-- Work instructions --
Reproduce the lines of the listing verbatim, starting at the very first line and ending at the line that contains "- legend-label: C=0: [717, 73, 752, 95]", including both of those lines.

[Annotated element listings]
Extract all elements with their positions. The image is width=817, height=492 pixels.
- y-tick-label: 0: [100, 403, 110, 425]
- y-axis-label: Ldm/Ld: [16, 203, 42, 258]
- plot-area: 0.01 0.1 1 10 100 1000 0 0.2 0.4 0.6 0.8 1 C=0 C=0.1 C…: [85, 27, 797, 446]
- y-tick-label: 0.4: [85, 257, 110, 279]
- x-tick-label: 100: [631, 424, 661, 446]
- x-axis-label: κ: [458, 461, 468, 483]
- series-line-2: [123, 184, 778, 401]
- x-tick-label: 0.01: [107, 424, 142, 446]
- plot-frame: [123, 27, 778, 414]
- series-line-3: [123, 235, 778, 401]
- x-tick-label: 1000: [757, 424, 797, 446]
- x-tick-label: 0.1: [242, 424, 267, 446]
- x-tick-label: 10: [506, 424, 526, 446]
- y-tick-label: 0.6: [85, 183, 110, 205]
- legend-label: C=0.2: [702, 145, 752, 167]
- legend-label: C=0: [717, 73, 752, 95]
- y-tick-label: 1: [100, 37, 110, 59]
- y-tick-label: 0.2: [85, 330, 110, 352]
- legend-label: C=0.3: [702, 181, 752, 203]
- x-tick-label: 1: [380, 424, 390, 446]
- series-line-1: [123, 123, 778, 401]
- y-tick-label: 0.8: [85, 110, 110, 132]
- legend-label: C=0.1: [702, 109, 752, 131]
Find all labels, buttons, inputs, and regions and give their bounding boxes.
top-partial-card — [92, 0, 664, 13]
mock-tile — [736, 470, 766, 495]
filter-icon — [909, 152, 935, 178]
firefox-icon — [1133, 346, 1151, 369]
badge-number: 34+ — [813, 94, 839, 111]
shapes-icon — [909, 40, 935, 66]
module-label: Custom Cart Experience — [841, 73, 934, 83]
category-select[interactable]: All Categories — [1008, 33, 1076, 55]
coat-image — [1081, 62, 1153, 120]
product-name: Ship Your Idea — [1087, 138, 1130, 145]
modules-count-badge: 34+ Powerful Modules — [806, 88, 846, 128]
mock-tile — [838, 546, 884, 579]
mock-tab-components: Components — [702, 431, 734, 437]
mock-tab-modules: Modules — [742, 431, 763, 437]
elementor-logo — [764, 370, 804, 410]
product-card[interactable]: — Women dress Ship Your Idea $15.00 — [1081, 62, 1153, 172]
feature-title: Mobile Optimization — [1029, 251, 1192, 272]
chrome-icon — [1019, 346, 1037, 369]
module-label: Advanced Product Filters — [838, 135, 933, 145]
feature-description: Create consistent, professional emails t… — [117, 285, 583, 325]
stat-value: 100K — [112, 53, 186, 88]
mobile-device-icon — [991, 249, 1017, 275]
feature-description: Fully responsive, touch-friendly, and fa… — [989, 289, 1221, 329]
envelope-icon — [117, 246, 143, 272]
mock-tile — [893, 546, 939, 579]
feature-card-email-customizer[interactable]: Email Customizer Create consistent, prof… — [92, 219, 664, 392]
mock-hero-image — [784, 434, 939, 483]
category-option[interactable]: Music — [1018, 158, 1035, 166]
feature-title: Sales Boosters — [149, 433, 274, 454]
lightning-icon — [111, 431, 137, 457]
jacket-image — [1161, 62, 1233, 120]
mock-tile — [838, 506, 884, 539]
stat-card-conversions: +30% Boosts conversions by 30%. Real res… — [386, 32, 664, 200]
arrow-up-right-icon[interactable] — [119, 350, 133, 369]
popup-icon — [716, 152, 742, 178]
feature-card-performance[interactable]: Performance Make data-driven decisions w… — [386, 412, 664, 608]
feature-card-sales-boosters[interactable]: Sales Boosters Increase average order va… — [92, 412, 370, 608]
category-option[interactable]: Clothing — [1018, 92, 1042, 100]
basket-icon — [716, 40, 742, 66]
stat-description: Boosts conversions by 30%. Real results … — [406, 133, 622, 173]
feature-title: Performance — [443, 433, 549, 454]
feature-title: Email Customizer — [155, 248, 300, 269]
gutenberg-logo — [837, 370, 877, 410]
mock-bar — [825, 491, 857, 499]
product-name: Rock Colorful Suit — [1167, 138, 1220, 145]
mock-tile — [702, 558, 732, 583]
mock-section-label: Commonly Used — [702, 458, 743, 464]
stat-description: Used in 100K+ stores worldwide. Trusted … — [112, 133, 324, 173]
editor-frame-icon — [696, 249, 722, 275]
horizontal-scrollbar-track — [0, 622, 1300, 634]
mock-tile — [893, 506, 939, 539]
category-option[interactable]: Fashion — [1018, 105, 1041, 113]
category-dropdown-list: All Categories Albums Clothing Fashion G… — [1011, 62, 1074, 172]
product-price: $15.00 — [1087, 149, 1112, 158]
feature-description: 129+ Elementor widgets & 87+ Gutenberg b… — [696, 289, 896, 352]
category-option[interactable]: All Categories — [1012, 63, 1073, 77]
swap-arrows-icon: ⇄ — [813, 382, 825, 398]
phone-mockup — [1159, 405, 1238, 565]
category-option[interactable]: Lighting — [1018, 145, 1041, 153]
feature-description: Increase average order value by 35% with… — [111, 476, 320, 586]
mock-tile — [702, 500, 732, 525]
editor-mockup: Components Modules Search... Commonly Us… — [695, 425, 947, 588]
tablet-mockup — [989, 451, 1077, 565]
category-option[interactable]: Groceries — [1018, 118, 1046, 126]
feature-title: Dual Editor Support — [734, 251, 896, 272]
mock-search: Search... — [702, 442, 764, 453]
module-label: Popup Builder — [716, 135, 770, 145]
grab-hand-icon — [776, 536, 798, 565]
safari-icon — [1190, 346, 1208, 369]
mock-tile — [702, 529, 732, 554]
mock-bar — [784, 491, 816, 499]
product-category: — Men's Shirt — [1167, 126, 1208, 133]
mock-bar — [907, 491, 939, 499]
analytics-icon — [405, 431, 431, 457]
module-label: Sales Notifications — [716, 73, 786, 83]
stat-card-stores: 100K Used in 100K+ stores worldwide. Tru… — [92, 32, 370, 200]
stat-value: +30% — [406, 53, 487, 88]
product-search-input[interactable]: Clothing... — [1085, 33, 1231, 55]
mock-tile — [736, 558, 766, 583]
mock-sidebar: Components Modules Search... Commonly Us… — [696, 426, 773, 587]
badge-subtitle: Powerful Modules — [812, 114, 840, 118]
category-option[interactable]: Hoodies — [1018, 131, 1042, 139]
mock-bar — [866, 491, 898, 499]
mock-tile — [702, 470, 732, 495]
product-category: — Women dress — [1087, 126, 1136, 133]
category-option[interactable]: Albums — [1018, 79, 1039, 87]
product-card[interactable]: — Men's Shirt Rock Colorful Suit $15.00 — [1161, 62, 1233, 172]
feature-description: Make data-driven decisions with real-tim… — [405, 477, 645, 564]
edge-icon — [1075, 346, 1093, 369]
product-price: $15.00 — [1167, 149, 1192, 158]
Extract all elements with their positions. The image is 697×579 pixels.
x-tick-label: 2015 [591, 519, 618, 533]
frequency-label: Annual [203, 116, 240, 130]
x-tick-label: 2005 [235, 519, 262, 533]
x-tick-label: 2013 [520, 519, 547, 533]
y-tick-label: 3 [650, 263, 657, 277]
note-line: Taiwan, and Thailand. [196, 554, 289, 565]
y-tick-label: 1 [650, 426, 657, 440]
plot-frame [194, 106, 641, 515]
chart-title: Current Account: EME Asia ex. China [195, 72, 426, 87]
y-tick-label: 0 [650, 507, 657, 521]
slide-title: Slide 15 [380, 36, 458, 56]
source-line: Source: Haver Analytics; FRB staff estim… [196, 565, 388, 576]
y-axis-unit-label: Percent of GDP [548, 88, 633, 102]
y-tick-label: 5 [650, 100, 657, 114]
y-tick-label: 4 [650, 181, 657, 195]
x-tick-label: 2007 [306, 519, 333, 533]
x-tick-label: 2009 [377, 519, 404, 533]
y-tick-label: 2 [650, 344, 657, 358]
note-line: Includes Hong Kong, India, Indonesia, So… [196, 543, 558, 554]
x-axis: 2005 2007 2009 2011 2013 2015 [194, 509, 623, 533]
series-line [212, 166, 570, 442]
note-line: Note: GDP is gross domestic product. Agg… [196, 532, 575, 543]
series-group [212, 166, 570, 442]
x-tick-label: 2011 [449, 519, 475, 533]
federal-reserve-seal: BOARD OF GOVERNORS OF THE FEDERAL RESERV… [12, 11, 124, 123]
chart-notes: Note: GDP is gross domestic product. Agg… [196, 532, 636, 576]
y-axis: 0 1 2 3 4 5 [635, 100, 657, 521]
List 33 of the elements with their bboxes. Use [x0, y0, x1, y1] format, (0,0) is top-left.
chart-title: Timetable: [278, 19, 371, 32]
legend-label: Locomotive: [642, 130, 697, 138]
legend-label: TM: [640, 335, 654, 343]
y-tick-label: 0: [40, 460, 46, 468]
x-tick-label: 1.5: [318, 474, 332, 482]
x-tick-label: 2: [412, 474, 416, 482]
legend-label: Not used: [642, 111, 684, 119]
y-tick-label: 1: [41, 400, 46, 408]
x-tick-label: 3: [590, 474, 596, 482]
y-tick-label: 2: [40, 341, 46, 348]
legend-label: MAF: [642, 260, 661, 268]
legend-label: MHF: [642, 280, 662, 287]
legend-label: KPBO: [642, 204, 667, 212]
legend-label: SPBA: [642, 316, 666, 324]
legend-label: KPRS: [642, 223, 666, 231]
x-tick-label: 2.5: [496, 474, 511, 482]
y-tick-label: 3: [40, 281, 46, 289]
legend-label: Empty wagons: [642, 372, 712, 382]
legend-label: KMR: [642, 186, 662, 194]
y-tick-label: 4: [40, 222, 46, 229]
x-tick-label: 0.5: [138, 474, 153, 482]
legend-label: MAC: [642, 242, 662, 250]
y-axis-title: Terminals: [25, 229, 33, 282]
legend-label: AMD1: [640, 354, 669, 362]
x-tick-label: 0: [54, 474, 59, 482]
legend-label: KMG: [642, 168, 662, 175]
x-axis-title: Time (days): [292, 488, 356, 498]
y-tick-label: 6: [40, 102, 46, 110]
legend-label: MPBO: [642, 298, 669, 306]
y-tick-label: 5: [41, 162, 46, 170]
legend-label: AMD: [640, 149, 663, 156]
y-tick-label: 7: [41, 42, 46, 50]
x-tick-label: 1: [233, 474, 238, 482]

-- Worked answer --
Extract all elements with their positions. The image is width=817, height=492 pixels.
- y-tick-label: 0: [100, 403, 110, 425]
- y-axis-label: Ldm/Ld: [16, 203, 42, 258]
- plot-area: 0.01 0.1 1 10 100 1000 0 0.2 0.4 0.6 0.8 1 C=0 C=0.1 C…: [85, 27, 797, 446]
- y-tick-label: 0.4: [85, 257, 110, 279]
- x-tick-label: 100: [631, 424, 661, 446]
- x-axis-label: κ: [458, 461, 468, 483]
- series-line-2: [123, 184, 778, 401]
- x-tick-label: 0.01: [107, 424, 142, 446]
- plot-frame: [123, 27, 778, 414]
- series-line-3: [123, 235, 778, 401]
- x-tick-label: 1000: [757, 424, 797, 446]
- x-tick-label: 0.1: [242, 424, 267, 446]
- x-tick-label: 10: [506, 424, 526, 446]
- y-tick-label: 0.6: [85, 183, 110, 205]
- legend-label: C=0.2: [702, 145, 752, 167]
- legend-label: C=0: [717, 73, 752, 95]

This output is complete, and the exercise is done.